Goal. Give the number of lines below that contain the word "title", and nothing else.

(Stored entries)
· · · · · · ·
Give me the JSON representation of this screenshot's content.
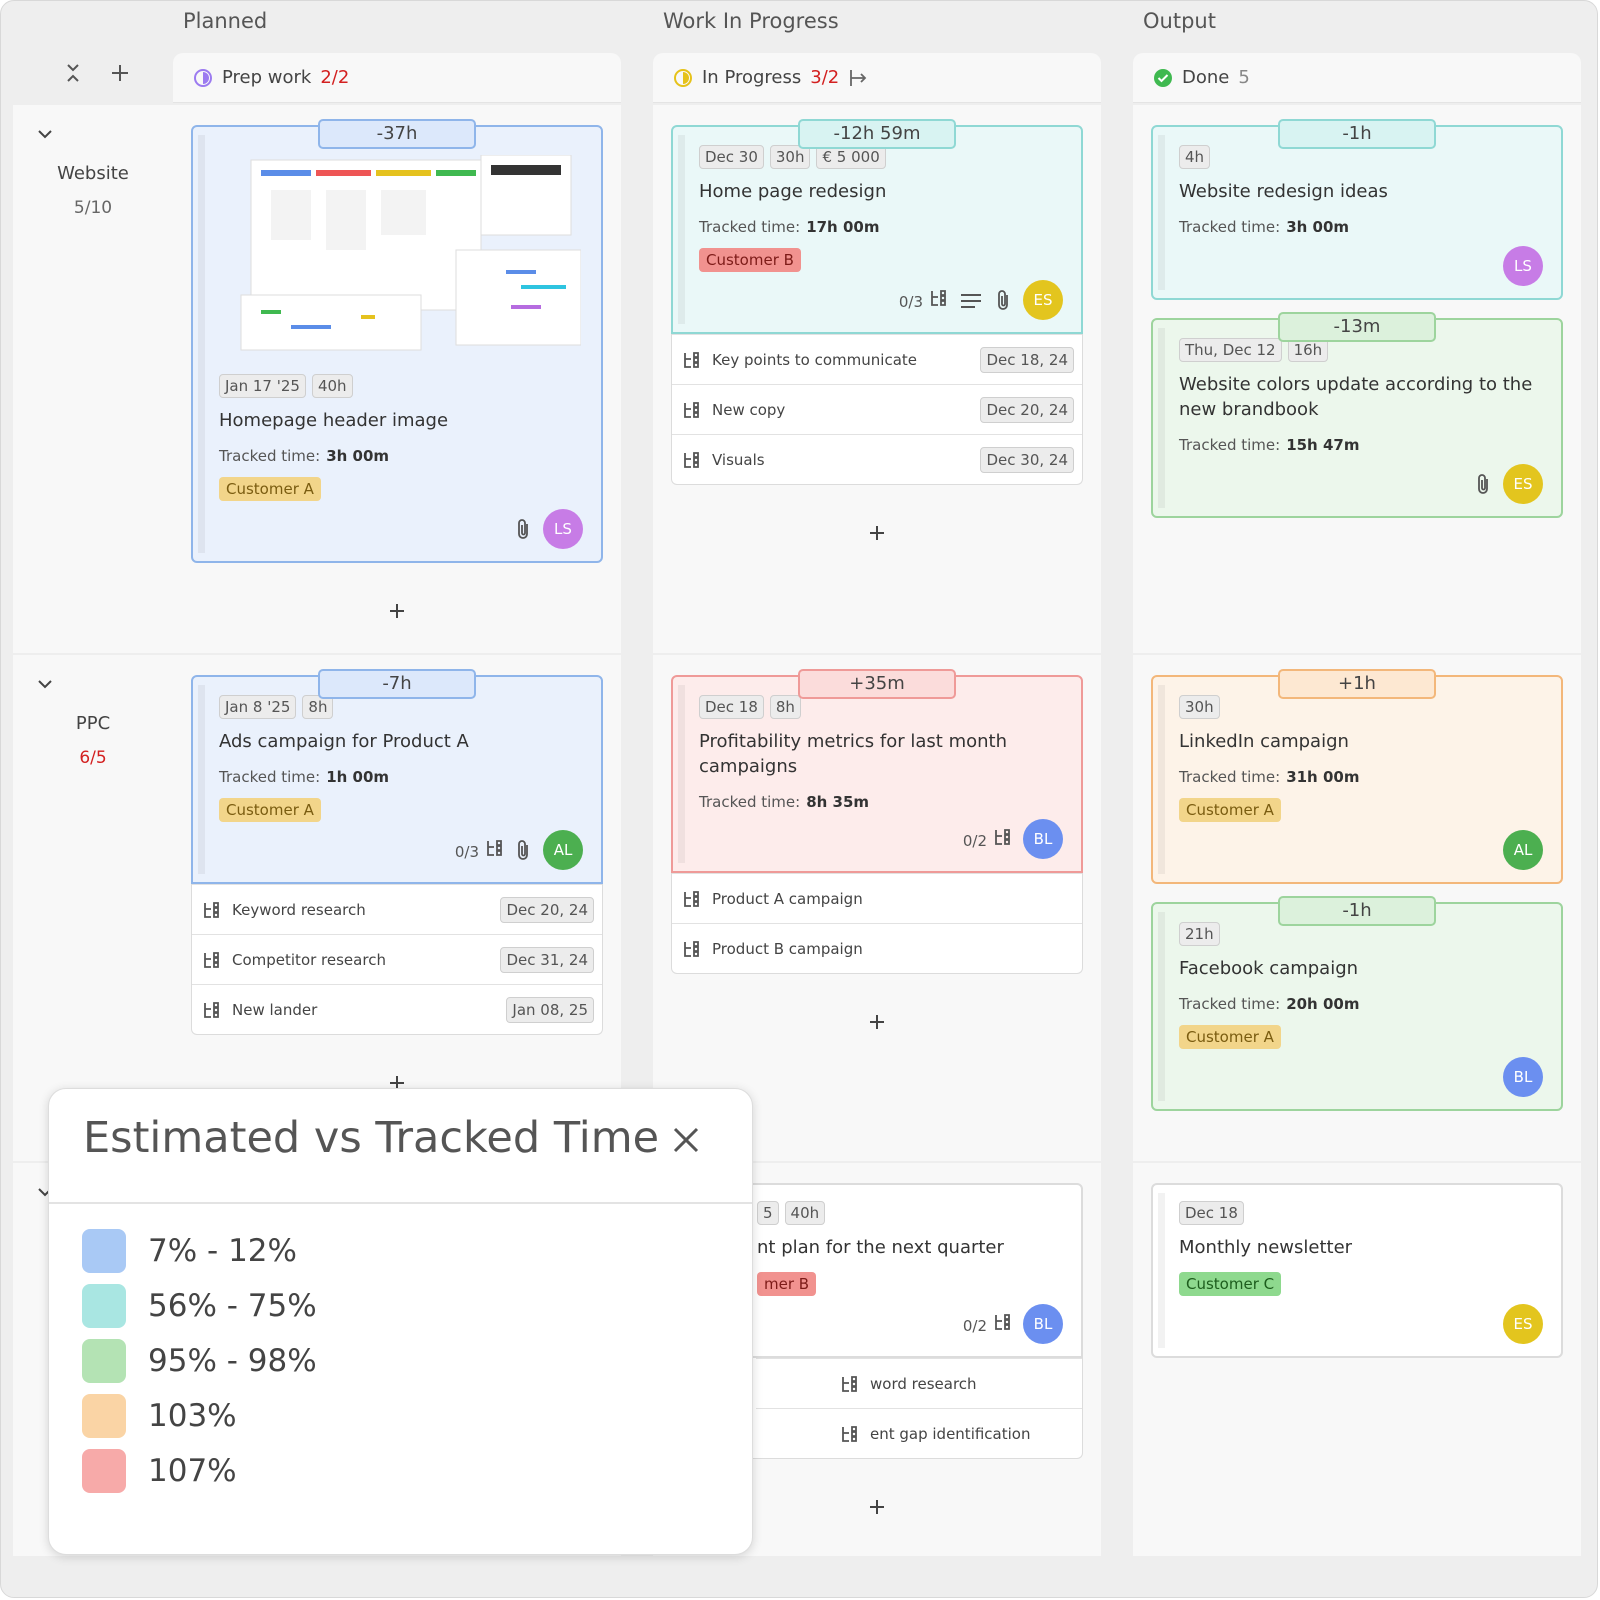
{
  "columns": [
    {
      "group": "Planned",
      "name": "Prep work",
      "count": "2/2",
      "count_alert": true,
      "icon_color": "#9c7bf0"
    },
    {
      "group": "Work In Progress",
      "name": "In Progress",
      "count": "3/2",
      "count_alert": true,
      "icon_color": "#e6c21a"
    },
    {
      "group": "Output",
      "name": "Done",
      "count": "5",
      "count_alert": false,
      "icon_color": "#3fb950"
    }
  ],
  "tracked_label": "Tracked time:",
  "lanes": [
    {
      "name": "Website",
      "count": "5/10",
      "count_alert": false,
      "cells": [
        [
          {
            "delta": "-37h",
            "color": "blue",
            "image": true,
            "tags": [
              "Jan 17 '25",
              "40h"
            ],
            "title": "Homepage header image",
            "tracked": "3h 00m",
            "customer": "Customer A",
            "customer_color": "yellow",
            "attachment": true,
            "avatar": "LS",
            "avatar_color": "#c77ce6"
          }
        ],
        [
          {
            "delta": "-12h 59m",
            "color": "teal",
            "tags": [
              "Dec 30",
              "30h",
              "€ 5 000"
            ],
            "title": "Home page redesign",
            "tracked": "17h 00m",
            "customer": "Customer B",
            "customer_color": "red",
            "subtasks_count": "0/3",
            "description": true,
            "attachment": true,
            "avatar": "ES",
            "avatar_color": "#e3c51e",
            "subtasks": [
              {
                "name": "Key points to communicate",
                "date": "Dec 18, 24"
              },
              {
                "name": "New copy",
                "date": "Dec 20, 24"
              },
              {
                "name": "Visuals",
                "date": "Dec 30, 24"
              }
            ]
          }
        ],
        [
          {
            "delta": "-1h",
            "color": "teal",
            "tags": [
              "4h"
            ],
            "title": "Website redesign ideas",
            "tracked": "3h 00m",
            "avatar": "LS",
            "avatar_color": "#c77ce6"
          },
          {
            "delta": "-13m",
            "color": "green",
            "tags": [
              "Thu, Dec 12",
              "16h"
            ],
            "title": "Website colors update according to the new brandbook",
            "tracked": "15h 47m",
            "attachment": true,
            "avatar": "ES",
            "avatar_color": "#e3c51e"
          }
        ]
      ]
    },
    {
      "name": "PPC",
      "count": "6/5",
      "count_alert": true,
      "cells": [
        [
          {
            "delta": "-7h",
            "color": "blue",
            "tags": [
              "Jan 8 '25",
              "8h"
            ],
            "title": "Ads campaign for Product A",
            "tracked": "1h 00m",
            "customer": "Customer A",
            "customer_color": "yellow",
            "subtasks_count": "0/3",
            "attachment": true,
            "avatar": "AL",
            "avatar_color": "#4caf50",
            "subtasks": [
              {
                "name": "Keyword research",
                "date": "Dec 20, 24"
              },
              {
                "name": "Competitor research",
                "date": "Dec 31, 24"
              },
              {
                "name": "New lander",
                "date": "Jan 08, 25"
              }
            ]
          }
        ],
        [
          {
            "delta": "+35m",
            "color": "red",
            "tags": [
              "Dec 18",
              "8h"
            ],
            "title": "Profitability metrics for last month campaigns",
            "tracked": "8h 35m",
            "subtasks_count": "0/2",
            "avatar": "BL",
            "avatar_color": "#6b8ff0",
            "subtasks": [
              {
                "name": "Product A campaign"
              },
              {
                "name": "Product B campaign"
              }
            ]
          }
        ],
        [
          {
            "delta": "+1h",
            "color": "orange",
            "tags": [
              "30h"
            ],
            "title": "LinkedIn campaign",
            "tracked": "31h 00m",
            "customer": "Customer A",
            "customer_color": "yellow",
            "avatar": "AL",
            "avatar_color": "#4caf50"
          },
          {
            "delta": "-1h",
            "color": "green",
            "tags": [
              "21h"
            ],
            "title": "Facebook campaign",
            "tracked": "20h 00m",
            "customer": "Customer A",
            "customer_color": "yellow",
            "avatar": "BL",
            "avatar_color": "#6b8ff0"
          }
        ]
      ]
    },
    {
      "cells": [
        [],
        [
          {
            "color": "white",
            "clipped": true,
            "tags": [
              "5",
              "40h"
            ],
            "title": "nt plan for the next quarter",
            "customer": "mer B",
            "customer_color": "red",
            "subtasks_count": "0/2",
            "avatar": "BL",
            "avatar_color": "#6b8ff0",
            "subtasks": [
              {
                "name": "word research"
              },
              {
                "name": "ent gap identification"
              }
            ]
          }
        ],
        [
          {
            "color": "white",
            "tags": [
              "Dec 18"
            ],
            "title": "Monthly newsletter",
            "customer": "Customer C",
            "customer_color": "green",
            "avatar": "ES",
            "avatar_color": "#e3c51e"
          }
        ]
      ]
    }
  ],
  "legend": {
    "title": "Estimated vs Tracked Time",
    "items": [
      {
        "label": "7% - 12%",
        "color": "#a9c9f5"
      },
      {
        "label": "56% - 75%",
        "color": "#a9e6e2"
      },
      {
        "label": "95% - 98%",
        "color": "#b4e3b4"
      },
      {
        "label": "103%",
        "color": "#fad4a5"
      },
      {
        "label": "107%",
        "color": "#f7aaa9"
      }
    ]
  }
}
· · · · · · ·
Full output. 11